Given instruction: Where does the string "пользования" appear in the records? Copy every line that contains it.

== Records provided ==

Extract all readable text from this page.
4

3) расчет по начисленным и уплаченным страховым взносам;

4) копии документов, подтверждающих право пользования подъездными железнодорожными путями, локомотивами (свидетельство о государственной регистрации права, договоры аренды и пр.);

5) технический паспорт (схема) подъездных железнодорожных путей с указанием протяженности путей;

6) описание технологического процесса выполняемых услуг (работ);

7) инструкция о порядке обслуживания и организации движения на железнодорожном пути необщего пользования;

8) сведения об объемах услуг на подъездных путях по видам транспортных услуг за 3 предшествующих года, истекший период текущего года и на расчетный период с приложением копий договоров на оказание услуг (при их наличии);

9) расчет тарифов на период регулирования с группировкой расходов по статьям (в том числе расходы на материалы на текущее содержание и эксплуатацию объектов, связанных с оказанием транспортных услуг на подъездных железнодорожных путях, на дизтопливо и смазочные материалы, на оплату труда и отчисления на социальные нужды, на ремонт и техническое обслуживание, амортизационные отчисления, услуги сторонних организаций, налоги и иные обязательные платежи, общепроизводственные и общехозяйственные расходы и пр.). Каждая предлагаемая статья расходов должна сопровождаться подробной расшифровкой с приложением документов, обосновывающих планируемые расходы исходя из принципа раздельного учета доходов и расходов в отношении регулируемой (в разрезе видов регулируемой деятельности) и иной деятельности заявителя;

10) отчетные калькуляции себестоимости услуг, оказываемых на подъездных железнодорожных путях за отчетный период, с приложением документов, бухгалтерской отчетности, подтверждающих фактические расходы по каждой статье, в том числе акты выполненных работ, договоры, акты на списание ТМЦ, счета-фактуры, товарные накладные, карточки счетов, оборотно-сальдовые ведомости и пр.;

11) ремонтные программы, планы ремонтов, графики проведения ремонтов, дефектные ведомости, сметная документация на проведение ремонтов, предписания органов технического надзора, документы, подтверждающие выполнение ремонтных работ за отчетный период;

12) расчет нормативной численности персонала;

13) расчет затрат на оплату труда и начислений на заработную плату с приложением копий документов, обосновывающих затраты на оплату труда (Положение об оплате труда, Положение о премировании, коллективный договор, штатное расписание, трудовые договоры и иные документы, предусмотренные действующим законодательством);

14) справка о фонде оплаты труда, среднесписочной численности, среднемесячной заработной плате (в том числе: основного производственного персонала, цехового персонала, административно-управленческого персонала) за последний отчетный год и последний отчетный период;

===
== Records provided ==

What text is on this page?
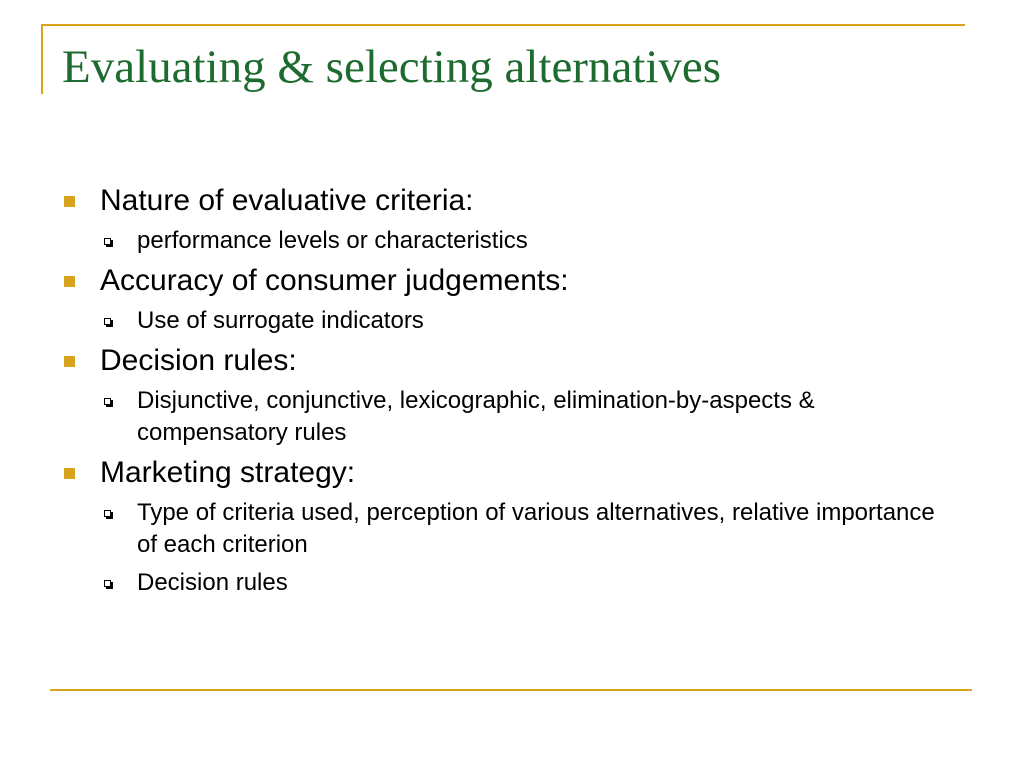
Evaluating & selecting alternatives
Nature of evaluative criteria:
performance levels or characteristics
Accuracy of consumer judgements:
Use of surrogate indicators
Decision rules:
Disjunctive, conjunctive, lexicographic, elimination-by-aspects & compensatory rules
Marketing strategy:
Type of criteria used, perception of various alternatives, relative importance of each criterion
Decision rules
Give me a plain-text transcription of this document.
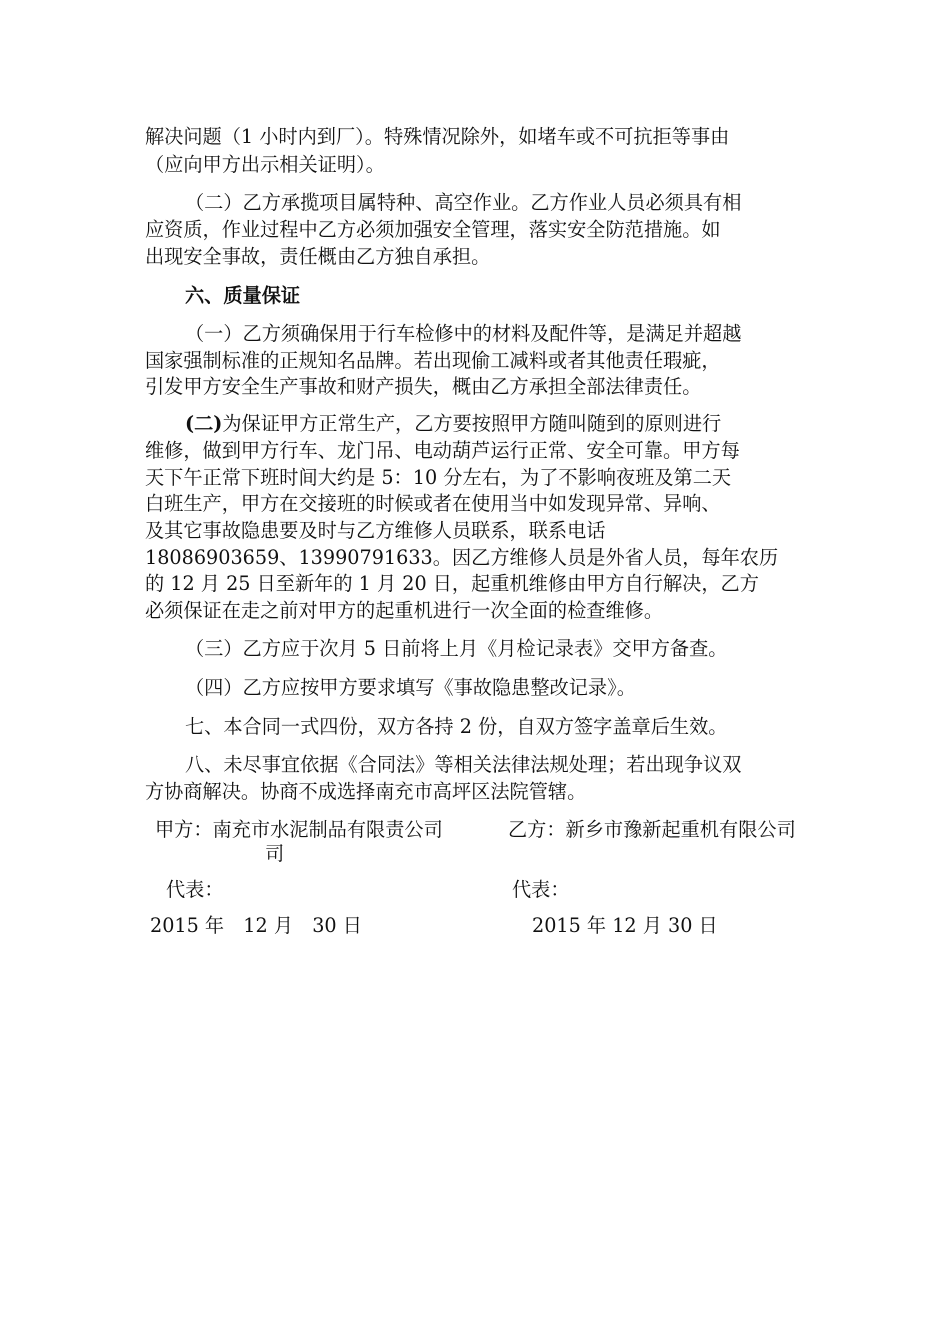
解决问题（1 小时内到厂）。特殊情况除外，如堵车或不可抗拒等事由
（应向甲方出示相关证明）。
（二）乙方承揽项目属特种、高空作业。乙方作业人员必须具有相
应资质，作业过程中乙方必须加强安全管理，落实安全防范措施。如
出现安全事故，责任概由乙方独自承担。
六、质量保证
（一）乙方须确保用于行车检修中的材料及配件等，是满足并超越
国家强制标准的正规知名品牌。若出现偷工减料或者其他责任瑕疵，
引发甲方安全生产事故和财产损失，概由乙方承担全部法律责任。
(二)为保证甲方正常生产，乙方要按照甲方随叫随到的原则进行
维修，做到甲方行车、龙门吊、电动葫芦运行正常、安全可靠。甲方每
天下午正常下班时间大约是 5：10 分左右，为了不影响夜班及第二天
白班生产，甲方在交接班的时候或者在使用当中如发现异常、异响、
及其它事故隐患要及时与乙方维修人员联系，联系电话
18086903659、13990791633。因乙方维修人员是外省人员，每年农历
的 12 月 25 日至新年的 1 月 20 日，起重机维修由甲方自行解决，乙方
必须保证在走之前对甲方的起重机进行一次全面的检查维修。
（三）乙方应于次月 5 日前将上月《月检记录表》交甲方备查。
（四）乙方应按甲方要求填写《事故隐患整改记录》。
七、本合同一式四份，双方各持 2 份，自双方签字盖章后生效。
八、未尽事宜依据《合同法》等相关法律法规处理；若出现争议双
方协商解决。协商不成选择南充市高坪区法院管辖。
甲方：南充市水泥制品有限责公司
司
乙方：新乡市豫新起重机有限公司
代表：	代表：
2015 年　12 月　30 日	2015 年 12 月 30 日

===

Solution for this problem:
4) копии документов, подтверждающих право пользования подъездными железнодорожными путями, локомотивами (свидетельство о государственной регистрации права, договоры аренды и пр.);
7) инструкция о порядке обслуживания и организации движения на железнодорожном пути необщего пользования;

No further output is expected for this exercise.